Check each line of the listing below for the string "expanded", and give only how many lines hold it.

[Stored data entries]
>>>>>

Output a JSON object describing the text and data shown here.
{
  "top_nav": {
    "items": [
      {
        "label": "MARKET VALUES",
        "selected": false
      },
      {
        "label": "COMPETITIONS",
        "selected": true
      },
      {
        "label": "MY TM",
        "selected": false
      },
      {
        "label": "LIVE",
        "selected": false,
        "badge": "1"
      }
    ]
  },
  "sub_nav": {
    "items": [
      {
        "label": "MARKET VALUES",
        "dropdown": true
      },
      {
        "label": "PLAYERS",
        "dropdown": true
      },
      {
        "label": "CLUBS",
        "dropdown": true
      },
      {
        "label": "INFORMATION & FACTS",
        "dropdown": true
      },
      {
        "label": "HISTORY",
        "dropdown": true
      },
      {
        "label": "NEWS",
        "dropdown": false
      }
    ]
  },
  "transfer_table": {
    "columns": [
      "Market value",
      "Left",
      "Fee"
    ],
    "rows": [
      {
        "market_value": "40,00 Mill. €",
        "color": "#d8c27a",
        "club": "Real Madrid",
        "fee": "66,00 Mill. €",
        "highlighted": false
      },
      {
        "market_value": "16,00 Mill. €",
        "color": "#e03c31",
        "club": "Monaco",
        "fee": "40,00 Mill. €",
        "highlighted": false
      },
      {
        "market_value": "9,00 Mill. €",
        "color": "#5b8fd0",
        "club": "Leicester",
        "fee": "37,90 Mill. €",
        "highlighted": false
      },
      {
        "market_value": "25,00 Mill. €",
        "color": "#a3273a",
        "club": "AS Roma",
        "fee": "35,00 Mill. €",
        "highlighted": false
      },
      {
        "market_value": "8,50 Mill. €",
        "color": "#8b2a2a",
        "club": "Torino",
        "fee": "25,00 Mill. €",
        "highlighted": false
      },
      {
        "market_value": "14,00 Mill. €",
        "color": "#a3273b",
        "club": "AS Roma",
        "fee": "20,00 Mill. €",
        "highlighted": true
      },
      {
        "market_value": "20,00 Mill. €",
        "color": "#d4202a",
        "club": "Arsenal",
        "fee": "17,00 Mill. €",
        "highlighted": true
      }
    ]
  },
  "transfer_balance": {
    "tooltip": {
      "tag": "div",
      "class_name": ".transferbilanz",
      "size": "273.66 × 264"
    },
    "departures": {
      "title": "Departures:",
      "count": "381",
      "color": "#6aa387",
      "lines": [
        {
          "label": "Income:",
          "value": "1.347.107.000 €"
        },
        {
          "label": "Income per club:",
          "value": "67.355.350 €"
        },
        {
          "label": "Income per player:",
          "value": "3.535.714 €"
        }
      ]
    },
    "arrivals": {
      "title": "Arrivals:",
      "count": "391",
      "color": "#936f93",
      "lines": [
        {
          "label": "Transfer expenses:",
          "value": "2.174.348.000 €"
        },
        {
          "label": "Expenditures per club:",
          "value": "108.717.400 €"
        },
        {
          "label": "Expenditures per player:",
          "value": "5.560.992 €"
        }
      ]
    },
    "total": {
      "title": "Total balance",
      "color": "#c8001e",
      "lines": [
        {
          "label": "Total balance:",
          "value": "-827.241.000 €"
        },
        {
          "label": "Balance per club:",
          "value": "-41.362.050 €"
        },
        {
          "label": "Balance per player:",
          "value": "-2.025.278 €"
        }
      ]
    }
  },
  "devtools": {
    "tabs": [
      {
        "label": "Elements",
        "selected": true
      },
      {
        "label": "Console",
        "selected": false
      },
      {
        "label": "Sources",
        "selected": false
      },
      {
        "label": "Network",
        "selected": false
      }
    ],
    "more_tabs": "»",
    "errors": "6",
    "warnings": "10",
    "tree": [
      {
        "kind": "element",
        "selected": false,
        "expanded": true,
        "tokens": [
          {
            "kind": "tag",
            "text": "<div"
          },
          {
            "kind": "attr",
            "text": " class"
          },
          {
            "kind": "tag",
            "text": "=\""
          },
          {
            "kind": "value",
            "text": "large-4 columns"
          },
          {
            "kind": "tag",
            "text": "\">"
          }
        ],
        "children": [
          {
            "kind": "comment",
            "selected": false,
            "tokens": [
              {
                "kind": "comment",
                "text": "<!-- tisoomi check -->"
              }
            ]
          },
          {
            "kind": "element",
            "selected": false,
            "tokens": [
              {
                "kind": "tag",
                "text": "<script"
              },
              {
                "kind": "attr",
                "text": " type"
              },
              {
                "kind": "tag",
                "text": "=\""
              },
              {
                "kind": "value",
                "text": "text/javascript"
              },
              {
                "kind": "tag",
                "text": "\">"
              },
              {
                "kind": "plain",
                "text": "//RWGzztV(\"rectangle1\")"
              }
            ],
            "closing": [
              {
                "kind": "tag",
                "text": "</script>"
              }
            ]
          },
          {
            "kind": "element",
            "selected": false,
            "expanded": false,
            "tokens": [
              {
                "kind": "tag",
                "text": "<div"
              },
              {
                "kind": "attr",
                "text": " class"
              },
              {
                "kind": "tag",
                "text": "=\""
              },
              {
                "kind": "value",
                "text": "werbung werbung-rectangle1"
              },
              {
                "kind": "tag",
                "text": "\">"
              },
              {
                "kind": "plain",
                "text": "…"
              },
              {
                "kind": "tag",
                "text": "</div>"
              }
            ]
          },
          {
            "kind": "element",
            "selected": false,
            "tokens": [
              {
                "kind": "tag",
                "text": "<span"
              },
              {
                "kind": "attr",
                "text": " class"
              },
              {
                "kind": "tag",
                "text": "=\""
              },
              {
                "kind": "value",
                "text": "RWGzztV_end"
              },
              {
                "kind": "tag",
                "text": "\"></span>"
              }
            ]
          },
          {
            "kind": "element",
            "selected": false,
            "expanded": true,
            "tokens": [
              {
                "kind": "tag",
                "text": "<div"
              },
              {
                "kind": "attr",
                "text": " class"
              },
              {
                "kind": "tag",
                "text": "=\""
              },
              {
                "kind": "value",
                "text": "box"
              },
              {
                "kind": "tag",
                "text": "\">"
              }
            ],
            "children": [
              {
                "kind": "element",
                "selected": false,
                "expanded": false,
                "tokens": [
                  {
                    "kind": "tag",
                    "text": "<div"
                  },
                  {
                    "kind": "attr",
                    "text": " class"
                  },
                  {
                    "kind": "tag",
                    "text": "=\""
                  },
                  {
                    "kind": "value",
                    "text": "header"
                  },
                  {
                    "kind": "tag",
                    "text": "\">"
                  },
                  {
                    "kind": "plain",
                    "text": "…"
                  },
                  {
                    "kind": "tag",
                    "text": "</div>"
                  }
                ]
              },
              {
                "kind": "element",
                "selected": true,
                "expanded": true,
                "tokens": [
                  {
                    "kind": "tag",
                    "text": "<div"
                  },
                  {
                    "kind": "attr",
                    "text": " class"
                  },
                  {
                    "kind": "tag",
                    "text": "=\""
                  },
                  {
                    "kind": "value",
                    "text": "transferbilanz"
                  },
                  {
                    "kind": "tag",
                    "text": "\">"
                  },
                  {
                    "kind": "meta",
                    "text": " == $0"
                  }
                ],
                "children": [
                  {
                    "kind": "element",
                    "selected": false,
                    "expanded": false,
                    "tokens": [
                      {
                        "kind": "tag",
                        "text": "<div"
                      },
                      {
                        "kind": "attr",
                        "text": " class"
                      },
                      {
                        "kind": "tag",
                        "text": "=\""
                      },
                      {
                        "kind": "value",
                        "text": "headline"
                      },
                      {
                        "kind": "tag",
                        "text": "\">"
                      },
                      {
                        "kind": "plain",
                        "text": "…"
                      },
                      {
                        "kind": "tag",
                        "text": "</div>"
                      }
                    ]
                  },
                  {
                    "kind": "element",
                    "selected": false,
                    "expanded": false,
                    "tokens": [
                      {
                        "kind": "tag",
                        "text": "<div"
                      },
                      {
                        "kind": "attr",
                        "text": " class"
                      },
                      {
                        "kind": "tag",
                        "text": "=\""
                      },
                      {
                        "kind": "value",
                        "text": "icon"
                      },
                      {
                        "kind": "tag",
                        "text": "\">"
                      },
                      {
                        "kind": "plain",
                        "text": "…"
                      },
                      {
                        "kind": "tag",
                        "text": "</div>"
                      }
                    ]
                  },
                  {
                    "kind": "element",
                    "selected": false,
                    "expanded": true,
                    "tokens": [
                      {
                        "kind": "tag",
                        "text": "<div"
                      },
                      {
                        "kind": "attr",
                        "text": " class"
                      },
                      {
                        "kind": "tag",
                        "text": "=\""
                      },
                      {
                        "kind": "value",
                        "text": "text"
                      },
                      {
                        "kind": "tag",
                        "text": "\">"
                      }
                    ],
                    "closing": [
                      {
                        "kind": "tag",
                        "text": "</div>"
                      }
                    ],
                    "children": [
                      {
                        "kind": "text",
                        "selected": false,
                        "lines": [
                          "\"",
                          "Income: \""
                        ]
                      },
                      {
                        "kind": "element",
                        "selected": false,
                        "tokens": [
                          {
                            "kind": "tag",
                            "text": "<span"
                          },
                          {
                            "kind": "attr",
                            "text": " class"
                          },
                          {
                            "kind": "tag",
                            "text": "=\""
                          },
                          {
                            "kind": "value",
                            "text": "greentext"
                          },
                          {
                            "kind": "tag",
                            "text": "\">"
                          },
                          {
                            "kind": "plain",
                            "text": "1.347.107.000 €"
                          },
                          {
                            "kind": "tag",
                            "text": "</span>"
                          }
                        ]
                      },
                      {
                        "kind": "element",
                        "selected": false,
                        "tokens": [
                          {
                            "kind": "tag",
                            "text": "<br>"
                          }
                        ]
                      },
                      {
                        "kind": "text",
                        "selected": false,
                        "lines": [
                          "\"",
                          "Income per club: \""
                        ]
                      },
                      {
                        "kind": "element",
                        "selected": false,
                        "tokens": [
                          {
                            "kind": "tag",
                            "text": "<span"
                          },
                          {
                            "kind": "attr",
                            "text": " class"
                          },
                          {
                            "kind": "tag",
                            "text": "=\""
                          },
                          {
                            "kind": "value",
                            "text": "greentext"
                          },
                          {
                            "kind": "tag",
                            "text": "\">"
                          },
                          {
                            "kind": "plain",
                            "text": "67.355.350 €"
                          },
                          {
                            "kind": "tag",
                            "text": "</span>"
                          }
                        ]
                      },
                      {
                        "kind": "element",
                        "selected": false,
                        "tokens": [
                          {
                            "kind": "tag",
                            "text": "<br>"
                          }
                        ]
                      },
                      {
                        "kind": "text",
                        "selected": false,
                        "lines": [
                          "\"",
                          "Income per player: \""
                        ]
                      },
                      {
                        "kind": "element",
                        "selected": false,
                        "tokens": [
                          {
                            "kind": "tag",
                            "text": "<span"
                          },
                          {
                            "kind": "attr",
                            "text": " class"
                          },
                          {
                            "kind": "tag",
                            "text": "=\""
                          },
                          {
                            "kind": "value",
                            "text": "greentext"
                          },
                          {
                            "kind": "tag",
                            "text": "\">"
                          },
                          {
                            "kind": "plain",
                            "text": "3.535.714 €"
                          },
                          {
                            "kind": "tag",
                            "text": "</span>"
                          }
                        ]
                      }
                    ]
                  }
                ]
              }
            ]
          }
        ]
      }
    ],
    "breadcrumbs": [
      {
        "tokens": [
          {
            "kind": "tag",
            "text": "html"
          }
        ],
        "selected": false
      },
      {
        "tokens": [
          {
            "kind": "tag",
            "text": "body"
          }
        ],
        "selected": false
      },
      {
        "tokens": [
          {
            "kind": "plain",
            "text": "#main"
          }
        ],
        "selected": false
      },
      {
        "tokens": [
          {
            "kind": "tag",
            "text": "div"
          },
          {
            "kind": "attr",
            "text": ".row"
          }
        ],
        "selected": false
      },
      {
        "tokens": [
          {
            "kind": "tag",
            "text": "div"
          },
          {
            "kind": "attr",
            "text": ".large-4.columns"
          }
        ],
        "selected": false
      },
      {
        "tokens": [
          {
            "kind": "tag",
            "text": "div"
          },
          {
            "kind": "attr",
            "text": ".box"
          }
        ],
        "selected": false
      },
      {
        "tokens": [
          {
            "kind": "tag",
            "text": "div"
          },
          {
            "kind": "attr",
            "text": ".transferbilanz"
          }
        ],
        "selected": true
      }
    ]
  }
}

<<<<<

> [EXERCISE OUTPUT] 8